**** MATERIAL PROVIDED

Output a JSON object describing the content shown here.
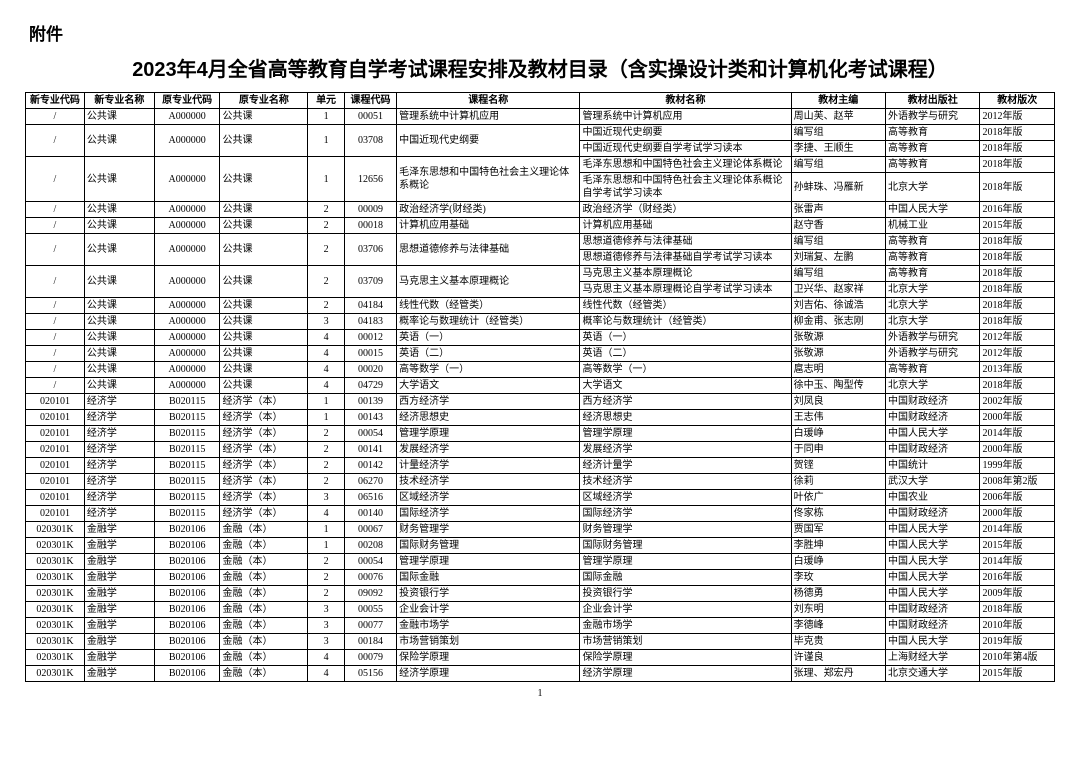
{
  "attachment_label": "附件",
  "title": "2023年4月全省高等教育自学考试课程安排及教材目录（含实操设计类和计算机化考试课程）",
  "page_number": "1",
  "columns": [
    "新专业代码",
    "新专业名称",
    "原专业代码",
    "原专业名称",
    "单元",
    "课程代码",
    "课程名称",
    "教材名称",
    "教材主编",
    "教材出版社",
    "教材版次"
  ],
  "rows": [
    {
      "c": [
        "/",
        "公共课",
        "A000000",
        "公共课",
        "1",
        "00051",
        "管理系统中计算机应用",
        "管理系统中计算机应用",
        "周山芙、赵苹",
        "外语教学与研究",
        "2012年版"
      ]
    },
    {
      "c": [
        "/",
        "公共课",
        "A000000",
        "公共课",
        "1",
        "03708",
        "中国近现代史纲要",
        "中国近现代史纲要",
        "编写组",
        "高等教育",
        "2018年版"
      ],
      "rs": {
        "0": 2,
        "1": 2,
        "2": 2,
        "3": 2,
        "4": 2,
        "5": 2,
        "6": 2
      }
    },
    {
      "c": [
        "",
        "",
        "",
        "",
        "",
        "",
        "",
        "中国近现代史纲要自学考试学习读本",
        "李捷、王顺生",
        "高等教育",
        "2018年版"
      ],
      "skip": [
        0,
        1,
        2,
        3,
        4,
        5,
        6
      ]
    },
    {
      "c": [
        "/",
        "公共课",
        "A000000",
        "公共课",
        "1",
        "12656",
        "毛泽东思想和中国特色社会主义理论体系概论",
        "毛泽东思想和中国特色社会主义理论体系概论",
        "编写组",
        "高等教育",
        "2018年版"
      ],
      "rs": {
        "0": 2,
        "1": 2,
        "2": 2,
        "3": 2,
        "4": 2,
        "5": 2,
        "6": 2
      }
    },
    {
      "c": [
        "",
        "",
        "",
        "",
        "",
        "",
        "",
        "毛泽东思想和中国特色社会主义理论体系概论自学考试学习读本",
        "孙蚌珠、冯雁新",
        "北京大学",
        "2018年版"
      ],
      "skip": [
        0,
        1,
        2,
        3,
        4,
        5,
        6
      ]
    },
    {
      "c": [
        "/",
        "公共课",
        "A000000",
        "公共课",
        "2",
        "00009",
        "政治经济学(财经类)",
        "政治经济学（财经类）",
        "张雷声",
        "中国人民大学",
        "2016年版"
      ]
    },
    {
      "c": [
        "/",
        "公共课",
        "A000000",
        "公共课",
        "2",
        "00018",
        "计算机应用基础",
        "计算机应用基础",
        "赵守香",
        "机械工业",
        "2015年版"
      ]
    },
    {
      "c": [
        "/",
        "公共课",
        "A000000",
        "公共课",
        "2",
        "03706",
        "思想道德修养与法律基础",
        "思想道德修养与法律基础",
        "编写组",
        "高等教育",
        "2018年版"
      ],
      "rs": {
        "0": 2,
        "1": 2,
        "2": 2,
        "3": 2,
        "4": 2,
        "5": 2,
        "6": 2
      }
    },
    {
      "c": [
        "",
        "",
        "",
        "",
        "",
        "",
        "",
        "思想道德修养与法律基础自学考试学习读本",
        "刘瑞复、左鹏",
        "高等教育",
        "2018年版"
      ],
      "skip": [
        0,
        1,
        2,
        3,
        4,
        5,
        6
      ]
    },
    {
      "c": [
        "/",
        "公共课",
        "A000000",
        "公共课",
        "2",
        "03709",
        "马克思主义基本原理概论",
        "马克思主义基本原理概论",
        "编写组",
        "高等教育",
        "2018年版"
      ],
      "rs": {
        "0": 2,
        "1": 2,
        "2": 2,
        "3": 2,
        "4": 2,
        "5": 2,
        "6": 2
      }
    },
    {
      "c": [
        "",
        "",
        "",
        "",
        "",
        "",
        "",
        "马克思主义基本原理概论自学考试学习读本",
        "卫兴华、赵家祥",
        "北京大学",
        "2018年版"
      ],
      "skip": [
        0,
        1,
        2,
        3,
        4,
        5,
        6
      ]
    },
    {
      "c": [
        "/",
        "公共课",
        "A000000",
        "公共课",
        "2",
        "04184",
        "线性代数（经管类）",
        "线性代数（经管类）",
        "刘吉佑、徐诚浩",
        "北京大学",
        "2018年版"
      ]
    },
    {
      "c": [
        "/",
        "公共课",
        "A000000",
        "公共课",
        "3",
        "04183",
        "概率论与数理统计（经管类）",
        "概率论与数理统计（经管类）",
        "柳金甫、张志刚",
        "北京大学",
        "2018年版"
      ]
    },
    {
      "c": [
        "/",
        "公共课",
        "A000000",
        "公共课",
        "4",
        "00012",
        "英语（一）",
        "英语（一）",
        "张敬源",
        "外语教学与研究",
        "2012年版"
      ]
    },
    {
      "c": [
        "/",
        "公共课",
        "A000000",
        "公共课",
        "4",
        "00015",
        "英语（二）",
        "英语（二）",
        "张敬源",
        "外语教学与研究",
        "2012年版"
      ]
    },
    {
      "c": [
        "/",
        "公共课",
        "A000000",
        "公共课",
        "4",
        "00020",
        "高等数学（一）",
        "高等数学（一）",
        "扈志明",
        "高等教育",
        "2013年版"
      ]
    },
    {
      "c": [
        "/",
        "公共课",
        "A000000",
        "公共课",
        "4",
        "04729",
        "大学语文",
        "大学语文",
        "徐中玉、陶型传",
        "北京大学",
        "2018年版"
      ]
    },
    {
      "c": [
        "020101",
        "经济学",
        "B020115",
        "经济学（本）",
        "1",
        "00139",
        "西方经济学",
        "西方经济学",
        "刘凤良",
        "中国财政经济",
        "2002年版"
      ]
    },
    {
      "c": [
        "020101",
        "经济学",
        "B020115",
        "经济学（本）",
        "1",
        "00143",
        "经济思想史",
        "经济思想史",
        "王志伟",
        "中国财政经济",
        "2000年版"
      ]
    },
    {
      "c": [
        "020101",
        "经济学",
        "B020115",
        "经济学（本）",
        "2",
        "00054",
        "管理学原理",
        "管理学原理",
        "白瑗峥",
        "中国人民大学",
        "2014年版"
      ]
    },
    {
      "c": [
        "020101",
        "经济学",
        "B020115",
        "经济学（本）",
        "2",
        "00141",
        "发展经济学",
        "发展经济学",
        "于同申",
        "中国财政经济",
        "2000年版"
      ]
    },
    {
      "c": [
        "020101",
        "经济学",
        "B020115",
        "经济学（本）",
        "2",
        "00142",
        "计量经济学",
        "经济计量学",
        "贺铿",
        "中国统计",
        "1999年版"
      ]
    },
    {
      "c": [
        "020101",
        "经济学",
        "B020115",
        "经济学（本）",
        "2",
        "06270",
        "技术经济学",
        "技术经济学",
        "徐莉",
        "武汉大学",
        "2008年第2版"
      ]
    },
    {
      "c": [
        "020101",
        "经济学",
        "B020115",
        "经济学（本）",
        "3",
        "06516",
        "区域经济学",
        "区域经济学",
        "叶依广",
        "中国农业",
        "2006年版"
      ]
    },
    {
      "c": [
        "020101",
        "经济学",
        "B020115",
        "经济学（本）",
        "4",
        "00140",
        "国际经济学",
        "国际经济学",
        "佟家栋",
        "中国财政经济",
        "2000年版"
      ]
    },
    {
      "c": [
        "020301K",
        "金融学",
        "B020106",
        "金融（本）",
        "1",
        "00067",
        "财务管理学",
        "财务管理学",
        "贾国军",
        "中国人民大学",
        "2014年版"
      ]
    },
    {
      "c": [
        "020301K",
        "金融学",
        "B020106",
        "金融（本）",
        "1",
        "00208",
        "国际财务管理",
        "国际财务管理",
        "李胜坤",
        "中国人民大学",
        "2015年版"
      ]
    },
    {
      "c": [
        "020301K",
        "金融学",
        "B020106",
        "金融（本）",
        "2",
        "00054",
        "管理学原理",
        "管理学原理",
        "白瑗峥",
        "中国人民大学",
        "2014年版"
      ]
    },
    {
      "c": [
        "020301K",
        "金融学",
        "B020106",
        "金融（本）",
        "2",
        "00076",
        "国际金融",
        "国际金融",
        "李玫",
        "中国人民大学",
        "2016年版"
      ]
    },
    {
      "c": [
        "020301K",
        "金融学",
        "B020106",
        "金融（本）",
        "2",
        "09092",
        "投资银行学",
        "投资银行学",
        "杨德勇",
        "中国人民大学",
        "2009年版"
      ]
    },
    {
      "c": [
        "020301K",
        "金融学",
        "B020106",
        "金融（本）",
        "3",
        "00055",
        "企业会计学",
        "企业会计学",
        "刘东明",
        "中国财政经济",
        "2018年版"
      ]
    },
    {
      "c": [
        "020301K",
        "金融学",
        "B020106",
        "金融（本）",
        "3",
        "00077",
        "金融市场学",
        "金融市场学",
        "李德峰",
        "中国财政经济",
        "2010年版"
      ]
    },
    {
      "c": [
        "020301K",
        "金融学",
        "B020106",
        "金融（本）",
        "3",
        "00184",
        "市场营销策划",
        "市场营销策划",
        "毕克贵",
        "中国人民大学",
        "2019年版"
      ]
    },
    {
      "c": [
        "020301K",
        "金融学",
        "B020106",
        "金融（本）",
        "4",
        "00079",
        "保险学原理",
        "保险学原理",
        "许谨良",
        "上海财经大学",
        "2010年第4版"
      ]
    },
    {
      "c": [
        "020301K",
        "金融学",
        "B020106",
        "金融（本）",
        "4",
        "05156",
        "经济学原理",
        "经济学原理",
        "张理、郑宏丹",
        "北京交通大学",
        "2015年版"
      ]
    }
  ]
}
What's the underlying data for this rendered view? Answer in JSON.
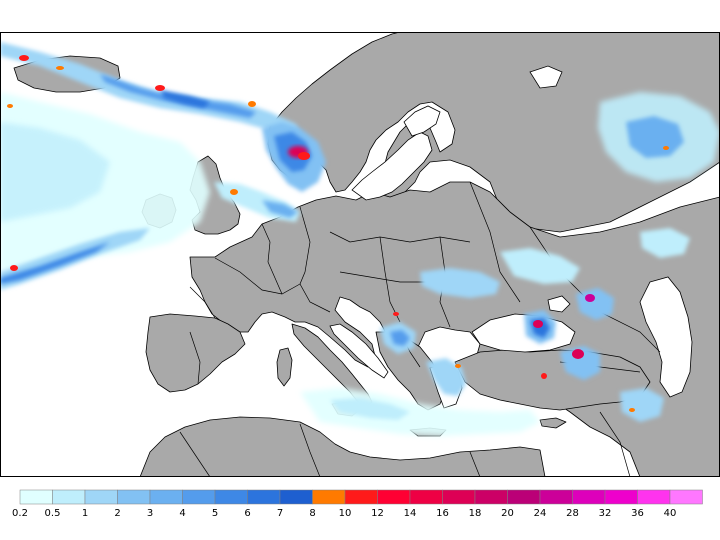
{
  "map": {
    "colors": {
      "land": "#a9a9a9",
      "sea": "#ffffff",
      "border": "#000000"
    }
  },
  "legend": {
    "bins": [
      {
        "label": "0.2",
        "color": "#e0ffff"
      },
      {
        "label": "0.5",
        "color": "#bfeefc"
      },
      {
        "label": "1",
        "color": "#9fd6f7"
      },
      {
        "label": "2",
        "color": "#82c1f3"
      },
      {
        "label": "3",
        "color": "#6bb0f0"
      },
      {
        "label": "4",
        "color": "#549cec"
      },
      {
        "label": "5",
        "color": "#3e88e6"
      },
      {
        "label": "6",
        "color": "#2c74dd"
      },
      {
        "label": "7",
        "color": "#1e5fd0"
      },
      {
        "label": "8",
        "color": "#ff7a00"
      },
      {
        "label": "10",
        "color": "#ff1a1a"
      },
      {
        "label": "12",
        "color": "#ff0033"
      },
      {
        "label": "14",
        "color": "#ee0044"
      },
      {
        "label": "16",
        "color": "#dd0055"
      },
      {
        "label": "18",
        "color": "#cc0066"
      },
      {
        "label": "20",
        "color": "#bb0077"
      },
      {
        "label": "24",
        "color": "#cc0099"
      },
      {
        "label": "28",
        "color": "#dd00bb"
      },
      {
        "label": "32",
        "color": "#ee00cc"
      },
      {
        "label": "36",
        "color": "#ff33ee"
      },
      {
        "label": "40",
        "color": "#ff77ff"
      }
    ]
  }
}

********

» SET EXERCISE
Go through the listing above and pull out each line containing the word "JSON".

» ANSWER TO THE TASK
Output a JSON object describing the content shown here.
What's the underlying data for this rendered view? Answer in JSON.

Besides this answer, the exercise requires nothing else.